[Problem details]
State the number of lines below in which the word "title" appears. Nothing else belongs in the answer.

[Data shown]
⟨

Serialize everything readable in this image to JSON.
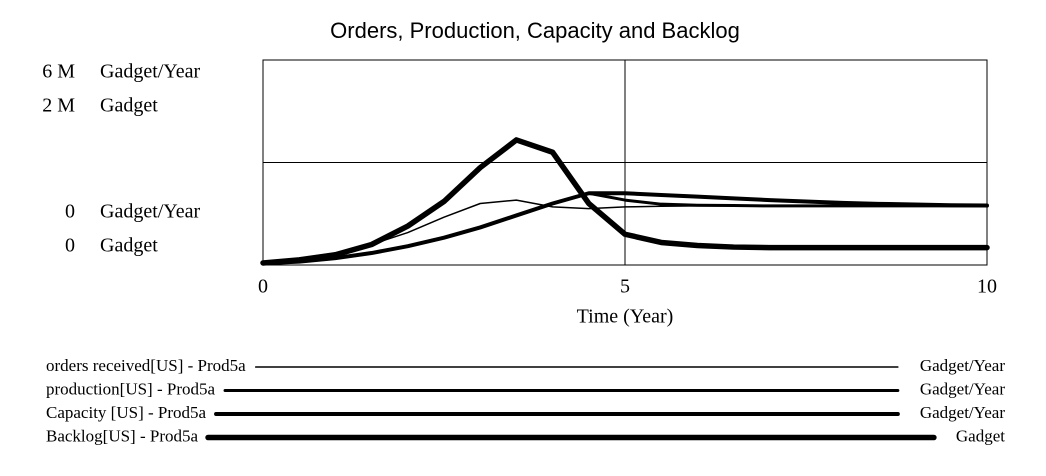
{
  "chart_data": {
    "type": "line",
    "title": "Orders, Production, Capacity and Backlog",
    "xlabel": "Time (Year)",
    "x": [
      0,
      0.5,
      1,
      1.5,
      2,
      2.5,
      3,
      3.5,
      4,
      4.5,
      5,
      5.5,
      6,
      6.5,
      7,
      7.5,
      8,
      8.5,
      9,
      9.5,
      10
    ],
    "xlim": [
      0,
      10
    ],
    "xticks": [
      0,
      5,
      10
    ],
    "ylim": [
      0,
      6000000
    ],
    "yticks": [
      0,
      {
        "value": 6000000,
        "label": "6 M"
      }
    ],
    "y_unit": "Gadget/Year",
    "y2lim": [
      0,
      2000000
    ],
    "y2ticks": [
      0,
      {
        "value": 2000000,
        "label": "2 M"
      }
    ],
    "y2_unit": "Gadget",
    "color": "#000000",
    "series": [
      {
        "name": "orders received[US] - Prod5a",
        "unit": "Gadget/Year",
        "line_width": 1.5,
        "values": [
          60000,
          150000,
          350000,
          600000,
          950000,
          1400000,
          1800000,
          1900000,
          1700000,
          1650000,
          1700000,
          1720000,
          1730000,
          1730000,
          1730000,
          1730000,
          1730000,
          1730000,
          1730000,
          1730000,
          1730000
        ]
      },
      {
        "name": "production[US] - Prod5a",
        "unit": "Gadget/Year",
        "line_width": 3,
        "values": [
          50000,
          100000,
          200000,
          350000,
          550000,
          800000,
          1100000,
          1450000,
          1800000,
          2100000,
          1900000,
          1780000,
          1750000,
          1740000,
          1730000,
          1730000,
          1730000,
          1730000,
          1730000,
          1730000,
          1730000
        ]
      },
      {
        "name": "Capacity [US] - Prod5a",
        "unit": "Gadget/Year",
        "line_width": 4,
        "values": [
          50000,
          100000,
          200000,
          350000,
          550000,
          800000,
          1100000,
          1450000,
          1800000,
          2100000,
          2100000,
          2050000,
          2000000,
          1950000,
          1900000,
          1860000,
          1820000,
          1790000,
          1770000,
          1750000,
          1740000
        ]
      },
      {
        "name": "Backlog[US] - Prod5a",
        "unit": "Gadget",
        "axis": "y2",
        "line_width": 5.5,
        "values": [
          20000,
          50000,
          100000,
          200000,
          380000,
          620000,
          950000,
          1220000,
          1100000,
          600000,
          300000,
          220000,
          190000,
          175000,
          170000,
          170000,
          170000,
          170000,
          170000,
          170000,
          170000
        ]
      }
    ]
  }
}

⟩
⟨

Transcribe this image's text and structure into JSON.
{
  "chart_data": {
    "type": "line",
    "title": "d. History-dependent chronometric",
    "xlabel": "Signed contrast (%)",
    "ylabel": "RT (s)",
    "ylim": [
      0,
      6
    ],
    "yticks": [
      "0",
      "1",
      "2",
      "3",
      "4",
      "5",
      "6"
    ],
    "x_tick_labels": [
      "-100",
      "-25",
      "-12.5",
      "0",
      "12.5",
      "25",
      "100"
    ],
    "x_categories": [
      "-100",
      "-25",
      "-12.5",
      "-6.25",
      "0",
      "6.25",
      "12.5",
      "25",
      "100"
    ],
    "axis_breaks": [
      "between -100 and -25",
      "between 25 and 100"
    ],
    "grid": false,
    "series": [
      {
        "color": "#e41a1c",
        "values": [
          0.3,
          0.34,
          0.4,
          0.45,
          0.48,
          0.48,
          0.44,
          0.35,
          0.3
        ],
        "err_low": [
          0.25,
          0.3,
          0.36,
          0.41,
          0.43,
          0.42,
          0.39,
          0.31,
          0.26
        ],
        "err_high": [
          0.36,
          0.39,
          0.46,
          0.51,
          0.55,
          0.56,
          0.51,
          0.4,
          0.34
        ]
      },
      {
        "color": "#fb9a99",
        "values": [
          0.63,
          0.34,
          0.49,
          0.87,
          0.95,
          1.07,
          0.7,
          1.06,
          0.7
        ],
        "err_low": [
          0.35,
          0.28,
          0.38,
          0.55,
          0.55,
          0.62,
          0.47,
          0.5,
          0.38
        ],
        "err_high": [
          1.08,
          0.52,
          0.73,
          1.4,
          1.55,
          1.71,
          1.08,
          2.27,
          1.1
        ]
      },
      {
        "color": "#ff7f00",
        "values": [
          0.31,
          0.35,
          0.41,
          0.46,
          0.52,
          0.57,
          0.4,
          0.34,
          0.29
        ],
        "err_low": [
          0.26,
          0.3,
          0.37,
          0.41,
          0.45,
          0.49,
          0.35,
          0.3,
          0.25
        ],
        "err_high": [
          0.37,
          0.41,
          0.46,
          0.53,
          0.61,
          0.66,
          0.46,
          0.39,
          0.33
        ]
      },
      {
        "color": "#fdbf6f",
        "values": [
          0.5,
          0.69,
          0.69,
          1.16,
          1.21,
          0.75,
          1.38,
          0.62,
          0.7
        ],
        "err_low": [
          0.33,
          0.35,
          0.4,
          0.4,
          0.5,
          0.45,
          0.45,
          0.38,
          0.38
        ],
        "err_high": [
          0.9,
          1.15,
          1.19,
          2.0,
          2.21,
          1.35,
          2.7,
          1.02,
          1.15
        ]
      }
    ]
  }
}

⟩

[Written response]
2